* _Brief_:
Pull every line containing the word "name" from the records.
>> begin The data
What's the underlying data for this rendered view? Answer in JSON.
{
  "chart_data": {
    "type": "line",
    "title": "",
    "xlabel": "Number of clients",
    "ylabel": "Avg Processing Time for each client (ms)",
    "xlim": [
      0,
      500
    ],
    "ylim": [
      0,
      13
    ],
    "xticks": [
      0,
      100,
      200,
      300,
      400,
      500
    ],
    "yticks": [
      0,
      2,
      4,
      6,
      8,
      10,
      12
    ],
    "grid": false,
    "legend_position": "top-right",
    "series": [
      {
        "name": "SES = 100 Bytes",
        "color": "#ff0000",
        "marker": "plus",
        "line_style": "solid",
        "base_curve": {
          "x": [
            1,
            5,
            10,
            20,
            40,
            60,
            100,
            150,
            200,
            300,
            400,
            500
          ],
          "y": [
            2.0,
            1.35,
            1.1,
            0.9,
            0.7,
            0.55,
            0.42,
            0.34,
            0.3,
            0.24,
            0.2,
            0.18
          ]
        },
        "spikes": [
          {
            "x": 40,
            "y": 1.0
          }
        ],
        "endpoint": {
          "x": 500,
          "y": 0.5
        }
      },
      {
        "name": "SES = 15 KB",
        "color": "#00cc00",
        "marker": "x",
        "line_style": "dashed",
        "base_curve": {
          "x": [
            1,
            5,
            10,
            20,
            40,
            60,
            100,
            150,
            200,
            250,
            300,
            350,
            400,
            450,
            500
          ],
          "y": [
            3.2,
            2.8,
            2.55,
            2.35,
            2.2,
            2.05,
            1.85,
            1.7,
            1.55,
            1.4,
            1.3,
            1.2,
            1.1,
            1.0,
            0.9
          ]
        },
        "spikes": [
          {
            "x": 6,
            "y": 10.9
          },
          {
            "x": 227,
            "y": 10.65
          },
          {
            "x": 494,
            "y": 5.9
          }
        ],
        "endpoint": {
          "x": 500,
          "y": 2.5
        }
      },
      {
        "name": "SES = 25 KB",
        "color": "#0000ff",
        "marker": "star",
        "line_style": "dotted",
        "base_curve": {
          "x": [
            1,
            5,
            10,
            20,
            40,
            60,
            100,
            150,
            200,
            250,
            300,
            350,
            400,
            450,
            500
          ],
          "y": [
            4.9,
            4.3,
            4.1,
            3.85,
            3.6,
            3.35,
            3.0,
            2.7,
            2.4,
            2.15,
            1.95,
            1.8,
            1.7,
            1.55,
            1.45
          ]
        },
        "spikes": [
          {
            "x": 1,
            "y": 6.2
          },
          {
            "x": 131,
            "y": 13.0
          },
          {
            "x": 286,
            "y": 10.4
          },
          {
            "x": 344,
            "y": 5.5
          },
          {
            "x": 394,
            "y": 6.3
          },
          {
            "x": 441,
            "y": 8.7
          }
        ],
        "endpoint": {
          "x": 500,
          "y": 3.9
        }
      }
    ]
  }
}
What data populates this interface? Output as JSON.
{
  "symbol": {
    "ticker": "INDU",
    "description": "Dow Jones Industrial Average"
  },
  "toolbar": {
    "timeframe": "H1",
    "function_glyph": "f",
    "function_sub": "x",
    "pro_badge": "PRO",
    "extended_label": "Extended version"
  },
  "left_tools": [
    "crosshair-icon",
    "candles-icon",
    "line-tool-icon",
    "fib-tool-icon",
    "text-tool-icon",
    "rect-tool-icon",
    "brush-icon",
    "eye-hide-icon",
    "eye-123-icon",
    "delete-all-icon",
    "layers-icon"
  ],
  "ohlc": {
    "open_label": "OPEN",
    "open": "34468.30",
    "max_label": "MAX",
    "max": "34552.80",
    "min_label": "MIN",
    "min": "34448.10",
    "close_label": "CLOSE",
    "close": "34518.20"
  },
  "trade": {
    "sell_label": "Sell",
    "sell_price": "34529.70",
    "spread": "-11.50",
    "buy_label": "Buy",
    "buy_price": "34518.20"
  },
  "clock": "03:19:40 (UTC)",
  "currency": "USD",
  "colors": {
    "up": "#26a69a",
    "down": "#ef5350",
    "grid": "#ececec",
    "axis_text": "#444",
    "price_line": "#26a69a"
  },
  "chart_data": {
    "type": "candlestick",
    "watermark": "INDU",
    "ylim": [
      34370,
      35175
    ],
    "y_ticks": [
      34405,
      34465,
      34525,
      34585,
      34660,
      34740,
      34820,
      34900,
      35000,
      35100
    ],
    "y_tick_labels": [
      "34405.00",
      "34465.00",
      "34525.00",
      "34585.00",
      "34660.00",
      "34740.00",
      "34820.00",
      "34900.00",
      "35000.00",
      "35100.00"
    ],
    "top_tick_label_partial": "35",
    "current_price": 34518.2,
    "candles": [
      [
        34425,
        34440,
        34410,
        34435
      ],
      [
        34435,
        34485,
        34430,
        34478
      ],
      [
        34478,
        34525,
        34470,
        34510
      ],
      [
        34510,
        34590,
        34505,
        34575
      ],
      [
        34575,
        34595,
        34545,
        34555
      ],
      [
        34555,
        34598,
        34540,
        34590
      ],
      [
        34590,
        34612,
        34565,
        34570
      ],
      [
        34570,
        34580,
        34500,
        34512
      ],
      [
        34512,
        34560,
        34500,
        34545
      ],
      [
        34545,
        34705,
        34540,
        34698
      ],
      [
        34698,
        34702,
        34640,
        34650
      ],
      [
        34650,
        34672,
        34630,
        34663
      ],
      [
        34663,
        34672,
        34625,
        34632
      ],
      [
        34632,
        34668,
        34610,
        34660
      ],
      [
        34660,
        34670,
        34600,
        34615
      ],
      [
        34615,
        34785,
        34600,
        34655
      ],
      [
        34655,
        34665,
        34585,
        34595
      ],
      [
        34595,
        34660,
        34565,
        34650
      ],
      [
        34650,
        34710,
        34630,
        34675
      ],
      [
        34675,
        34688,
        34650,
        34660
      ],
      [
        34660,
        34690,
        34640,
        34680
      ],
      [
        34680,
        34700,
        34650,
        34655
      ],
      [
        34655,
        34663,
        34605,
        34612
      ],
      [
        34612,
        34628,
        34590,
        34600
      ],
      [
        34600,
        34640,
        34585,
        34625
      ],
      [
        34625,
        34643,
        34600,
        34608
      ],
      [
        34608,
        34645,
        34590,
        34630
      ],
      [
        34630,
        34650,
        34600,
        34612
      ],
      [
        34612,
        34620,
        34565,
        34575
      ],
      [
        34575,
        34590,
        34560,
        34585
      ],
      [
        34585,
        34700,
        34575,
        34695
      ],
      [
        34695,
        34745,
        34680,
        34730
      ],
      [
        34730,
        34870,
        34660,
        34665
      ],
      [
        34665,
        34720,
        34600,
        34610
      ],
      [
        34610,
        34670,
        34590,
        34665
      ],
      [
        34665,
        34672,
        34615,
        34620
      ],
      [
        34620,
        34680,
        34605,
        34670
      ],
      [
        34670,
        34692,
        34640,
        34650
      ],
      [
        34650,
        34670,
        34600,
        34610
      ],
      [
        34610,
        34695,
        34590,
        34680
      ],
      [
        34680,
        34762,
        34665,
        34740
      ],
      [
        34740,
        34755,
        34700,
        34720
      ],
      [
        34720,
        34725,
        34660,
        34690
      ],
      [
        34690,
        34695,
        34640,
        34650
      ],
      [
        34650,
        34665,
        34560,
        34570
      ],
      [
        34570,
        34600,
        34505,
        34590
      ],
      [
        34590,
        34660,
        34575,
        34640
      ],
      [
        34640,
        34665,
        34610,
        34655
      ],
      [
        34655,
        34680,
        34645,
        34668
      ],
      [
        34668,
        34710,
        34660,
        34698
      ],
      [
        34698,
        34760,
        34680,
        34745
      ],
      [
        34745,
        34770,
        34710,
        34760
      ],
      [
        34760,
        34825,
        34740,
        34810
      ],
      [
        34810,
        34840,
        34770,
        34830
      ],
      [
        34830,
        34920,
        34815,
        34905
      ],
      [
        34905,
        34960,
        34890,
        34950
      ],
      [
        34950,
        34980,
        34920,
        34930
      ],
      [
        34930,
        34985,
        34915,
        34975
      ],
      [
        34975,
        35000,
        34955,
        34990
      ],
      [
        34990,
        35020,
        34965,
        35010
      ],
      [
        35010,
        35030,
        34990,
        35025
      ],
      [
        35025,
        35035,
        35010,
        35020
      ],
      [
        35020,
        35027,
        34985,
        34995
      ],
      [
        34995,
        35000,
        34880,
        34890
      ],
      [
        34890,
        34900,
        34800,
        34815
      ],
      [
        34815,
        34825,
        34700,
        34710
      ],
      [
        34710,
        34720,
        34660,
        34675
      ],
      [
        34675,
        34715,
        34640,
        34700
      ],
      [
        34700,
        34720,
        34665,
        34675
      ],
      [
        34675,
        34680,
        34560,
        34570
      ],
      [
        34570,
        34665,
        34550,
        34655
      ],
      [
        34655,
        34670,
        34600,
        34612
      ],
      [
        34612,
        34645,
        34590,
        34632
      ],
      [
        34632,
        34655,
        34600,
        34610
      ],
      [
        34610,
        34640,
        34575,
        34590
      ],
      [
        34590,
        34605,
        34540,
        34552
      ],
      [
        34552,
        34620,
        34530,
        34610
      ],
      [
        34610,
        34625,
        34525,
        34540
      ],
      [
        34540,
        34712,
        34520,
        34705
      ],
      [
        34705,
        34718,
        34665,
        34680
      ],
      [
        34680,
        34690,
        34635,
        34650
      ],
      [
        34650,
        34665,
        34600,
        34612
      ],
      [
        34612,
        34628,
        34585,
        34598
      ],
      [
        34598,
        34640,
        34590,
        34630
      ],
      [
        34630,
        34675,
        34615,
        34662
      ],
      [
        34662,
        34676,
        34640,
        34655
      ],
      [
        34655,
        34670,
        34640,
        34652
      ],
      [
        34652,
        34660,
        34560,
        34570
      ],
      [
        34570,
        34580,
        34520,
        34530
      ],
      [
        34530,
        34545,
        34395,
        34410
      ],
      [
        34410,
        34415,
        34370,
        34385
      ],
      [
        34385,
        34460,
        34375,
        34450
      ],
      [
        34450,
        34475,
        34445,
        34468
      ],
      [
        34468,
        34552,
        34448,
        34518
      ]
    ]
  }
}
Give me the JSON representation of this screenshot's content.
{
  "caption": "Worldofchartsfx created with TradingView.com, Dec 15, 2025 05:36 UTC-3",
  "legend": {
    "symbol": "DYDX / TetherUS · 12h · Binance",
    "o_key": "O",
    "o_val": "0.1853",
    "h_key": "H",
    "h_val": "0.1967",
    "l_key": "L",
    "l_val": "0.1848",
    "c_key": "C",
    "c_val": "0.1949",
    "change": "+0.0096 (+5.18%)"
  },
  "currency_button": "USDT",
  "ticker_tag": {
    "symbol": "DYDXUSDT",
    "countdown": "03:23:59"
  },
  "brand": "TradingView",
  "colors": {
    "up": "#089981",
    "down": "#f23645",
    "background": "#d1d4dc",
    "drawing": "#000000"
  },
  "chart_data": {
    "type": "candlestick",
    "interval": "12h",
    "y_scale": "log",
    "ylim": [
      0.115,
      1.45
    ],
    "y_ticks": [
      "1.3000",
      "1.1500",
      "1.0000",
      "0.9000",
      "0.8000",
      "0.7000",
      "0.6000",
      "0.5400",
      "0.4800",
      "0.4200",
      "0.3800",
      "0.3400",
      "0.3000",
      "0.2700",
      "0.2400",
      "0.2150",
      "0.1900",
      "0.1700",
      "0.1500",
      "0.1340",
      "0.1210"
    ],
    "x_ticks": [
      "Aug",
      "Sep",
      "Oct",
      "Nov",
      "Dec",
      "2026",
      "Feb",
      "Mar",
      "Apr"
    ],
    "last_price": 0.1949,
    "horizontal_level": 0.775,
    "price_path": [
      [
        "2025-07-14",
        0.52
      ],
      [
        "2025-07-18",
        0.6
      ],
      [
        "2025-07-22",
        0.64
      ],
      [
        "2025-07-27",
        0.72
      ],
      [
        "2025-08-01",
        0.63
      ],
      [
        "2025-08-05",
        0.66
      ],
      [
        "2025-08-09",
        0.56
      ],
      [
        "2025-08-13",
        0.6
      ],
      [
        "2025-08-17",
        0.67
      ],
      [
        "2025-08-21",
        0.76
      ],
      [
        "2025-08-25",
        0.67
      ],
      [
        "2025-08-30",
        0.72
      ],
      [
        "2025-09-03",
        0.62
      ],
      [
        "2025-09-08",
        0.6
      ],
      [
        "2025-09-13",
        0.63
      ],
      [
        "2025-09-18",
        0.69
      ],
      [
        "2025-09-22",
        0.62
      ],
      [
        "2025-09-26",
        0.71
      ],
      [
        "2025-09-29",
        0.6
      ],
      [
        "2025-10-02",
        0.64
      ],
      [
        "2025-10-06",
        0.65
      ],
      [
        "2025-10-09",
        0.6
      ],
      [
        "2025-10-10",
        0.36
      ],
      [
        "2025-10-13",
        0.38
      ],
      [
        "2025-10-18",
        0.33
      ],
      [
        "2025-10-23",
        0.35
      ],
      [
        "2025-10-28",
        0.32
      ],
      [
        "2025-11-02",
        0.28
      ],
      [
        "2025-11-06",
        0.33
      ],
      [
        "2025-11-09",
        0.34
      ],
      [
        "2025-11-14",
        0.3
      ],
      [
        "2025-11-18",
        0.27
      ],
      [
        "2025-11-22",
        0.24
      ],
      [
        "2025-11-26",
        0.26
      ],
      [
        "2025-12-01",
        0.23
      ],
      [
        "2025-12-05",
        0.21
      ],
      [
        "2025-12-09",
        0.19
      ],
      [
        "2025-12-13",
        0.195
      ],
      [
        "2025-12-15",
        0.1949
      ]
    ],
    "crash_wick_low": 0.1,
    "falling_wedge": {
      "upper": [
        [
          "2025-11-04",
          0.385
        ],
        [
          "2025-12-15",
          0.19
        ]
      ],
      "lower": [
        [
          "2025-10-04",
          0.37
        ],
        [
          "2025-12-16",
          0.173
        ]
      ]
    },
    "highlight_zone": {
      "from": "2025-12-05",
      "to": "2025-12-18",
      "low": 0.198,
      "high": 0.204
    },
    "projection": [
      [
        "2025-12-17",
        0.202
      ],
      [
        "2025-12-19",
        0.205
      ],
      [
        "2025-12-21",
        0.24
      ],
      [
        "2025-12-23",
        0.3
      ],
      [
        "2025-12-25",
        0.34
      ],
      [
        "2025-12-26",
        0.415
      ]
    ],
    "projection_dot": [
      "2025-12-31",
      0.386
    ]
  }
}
>> end The data
* _The reply_:
        "name": "SES = 100 Bytes",
        "name": "SES = 15 KB",
        "name": "SES = 25 KB",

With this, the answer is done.